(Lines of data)
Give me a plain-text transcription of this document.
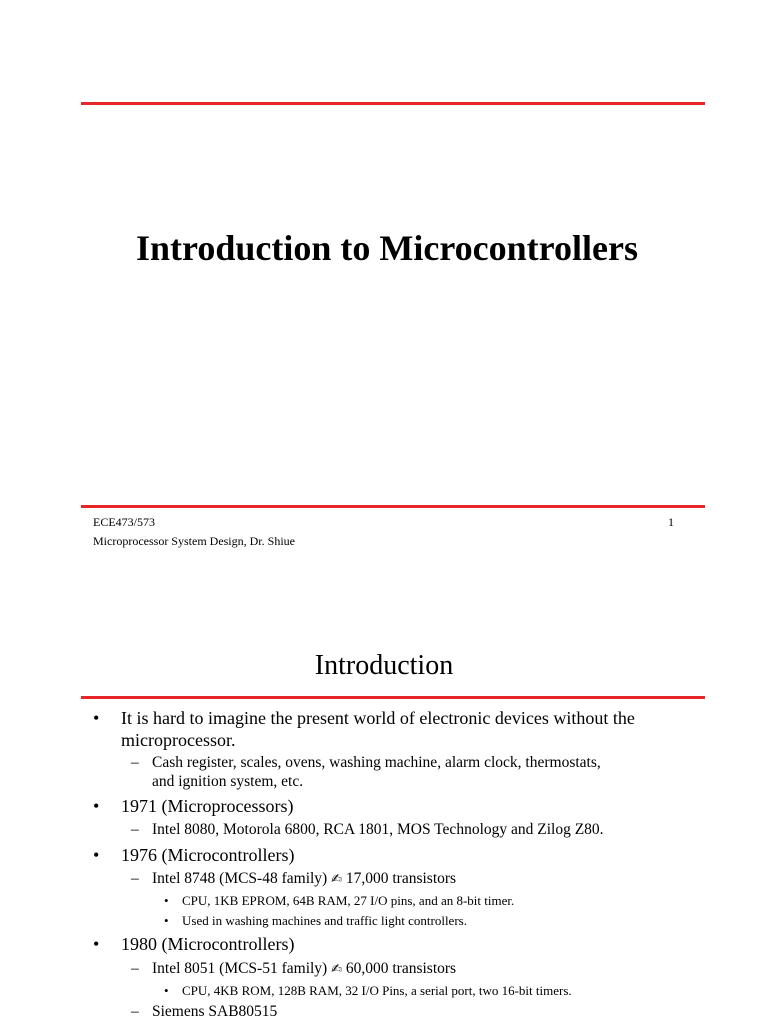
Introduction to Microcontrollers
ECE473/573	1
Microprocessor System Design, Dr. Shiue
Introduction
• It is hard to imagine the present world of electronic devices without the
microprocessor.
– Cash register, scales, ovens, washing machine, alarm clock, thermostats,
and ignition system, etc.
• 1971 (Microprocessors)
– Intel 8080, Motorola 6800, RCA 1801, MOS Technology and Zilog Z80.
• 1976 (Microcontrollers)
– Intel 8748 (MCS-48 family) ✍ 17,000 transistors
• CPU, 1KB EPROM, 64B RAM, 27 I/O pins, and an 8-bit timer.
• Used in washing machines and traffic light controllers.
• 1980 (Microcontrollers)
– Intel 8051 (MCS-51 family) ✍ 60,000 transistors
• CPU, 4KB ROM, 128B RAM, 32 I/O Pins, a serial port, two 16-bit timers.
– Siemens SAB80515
---
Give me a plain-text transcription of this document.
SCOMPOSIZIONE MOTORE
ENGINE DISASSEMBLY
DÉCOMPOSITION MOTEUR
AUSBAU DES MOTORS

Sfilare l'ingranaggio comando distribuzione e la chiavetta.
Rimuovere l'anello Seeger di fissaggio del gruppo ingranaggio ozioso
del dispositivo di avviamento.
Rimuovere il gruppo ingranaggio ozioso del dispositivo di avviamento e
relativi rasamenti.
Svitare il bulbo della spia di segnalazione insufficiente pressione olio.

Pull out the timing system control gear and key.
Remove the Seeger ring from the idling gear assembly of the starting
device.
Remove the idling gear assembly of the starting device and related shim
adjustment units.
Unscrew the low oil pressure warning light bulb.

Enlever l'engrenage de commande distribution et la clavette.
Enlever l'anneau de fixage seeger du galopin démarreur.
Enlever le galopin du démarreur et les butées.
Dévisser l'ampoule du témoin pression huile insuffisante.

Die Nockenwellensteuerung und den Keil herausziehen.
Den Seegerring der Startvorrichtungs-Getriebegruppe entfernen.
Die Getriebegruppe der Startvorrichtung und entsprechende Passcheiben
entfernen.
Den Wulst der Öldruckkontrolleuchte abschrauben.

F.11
* * *
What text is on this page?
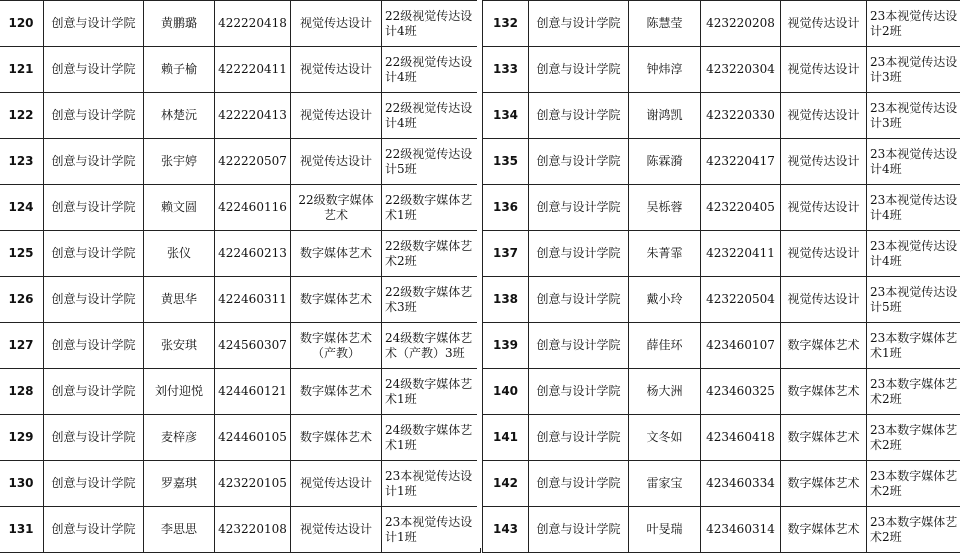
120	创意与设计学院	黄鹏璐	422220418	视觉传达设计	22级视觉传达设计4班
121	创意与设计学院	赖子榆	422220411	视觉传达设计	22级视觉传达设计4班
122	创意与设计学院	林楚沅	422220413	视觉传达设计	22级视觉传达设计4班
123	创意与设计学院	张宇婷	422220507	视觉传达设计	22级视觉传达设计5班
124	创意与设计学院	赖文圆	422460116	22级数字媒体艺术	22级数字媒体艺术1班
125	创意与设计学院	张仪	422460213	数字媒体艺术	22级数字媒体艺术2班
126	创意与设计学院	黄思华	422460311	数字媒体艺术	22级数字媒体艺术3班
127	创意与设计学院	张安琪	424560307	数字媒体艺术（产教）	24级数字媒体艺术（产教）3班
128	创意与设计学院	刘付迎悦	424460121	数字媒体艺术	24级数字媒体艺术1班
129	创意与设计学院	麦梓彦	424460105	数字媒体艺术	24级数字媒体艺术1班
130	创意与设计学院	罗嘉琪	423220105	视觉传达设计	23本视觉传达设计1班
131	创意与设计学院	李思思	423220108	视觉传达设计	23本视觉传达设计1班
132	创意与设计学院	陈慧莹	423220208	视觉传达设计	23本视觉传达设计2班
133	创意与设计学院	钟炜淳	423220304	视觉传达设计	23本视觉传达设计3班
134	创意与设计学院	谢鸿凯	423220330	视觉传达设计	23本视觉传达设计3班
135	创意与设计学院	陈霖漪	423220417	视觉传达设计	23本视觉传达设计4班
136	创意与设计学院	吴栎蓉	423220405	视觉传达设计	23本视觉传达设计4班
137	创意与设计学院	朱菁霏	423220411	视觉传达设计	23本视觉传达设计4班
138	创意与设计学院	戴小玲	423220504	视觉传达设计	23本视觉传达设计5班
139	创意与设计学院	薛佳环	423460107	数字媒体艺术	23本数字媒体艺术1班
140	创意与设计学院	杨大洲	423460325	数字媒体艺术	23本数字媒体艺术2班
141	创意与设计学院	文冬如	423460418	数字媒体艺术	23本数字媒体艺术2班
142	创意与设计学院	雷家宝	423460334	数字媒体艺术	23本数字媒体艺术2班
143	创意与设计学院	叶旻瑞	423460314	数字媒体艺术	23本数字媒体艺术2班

◆ Exercise requirements
Copy all lines above containing the string "gear".

◆ Right answer
Pull out the timing system control gear and key.
Remove the Seeger ring from the idling gear assembly of the starting
Remove the idling gear assembly of the starting device and related shim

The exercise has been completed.